*Instruction*
Reproduce verbatim the lines from the start of the records up to and including the line containing "toolbar-separator [455,35,456,63]".

*Provided records*
* * * *

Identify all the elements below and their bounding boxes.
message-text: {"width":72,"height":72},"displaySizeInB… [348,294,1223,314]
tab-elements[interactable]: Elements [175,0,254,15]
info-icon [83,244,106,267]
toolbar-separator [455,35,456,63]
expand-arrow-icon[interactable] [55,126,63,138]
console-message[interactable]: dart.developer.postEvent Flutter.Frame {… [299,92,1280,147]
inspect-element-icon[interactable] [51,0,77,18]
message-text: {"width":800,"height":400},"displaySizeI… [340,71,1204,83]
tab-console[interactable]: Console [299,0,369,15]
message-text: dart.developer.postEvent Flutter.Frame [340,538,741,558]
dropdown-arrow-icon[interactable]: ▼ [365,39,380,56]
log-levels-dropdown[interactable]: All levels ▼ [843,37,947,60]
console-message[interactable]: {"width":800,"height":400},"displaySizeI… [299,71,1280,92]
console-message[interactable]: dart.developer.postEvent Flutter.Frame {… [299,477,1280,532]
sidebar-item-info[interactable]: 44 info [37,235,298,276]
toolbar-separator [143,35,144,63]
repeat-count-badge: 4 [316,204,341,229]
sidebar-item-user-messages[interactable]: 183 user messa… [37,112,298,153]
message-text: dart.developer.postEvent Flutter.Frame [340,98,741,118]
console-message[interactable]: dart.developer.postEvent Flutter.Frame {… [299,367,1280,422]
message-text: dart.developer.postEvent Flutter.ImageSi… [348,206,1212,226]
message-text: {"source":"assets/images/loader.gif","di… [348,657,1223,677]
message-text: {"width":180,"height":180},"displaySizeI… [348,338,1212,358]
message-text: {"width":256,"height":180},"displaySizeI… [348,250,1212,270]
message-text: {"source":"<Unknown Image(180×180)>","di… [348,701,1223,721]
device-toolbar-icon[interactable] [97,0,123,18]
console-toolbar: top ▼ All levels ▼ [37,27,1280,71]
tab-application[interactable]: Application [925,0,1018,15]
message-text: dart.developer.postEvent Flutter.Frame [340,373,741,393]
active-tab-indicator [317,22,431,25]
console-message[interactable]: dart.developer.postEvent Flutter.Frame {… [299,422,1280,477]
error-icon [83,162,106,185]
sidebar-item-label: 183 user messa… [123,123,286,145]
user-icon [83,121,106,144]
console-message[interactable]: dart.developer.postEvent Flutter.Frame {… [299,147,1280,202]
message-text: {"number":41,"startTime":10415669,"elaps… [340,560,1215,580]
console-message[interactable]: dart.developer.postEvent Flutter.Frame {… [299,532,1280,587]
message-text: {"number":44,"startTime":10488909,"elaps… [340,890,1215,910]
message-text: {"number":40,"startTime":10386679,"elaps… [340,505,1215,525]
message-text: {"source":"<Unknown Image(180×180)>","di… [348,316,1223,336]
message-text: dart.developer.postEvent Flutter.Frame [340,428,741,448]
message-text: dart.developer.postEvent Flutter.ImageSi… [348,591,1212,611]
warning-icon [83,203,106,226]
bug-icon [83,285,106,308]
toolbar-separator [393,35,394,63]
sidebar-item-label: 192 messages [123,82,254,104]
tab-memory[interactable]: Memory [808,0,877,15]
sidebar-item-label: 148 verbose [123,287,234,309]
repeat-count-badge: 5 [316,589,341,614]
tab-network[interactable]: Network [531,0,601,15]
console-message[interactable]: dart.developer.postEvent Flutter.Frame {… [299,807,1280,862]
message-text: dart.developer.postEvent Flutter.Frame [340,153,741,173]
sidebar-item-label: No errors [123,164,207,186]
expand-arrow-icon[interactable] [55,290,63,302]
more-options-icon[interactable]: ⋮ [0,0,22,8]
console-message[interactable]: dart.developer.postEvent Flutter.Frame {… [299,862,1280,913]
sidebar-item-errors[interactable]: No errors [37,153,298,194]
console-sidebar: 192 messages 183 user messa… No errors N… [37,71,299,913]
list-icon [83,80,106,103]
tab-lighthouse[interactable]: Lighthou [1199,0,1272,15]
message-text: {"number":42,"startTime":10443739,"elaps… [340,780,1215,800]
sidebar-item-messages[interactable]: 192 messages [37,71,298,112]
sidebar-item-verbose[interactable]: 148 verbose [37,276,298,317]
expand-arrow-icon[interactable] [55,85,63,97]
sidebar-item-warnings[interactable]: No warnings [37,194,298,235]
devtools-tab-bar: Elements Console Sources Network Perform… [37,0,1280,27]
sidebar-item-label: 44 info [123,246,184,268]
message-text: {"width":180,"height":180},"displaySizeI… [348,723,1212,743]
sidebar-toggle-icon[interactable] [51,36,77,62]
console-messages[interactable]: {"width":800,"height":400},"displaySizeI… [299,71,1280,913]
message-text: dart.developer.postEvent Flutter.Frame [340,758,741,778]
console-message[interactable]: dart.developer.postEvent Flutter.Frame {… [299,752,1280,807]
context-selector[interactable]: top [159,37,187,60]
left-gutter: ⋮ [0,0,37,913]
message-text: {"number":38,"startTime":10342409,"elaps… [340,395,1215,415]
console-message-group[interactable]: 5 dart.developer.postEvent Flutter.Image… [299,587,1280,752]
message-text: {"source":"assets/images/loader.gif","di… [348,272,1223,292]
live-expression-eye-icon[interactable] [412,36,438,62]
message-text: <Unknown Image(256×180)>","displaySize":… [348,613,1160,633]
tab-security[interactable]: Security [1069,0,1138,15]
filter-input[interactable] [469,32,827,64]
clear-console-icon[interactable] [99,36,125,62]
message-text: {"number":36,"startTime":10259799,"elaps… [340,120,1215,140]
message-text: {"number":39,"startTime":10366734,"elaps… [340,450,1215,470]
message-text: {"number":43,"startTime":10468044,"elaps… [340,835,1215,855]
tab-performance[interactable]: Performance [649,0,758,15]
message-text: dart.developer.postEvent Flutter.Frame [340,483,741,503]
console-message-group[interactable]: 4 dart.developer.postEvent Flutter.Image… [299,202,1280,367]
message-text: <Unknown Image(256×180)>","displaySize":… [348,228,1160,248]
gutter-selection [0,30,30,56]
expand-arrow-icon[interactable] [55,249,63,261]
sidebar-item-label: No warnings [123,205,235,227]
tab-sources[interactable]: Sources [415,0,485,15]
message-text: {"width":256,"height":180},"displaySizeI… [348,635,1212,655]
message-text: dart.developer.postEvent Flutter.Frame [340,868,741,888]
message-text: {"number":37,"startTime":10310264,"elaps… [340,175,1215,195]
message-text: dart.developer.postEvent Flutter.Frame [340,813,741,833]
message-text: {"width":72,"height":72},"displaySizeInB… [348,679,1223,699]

* * * *

*Task result*
Identify all the elements below and their bounding boxes.
message-text: {"width":72,"height":72},"displaySizeInB… [348,294,1223,314]
tab-elements[interactable]: Elements [175,0,254,15]
info-icon [83,244,106,267]
toolbar-separator [455,35,456,63]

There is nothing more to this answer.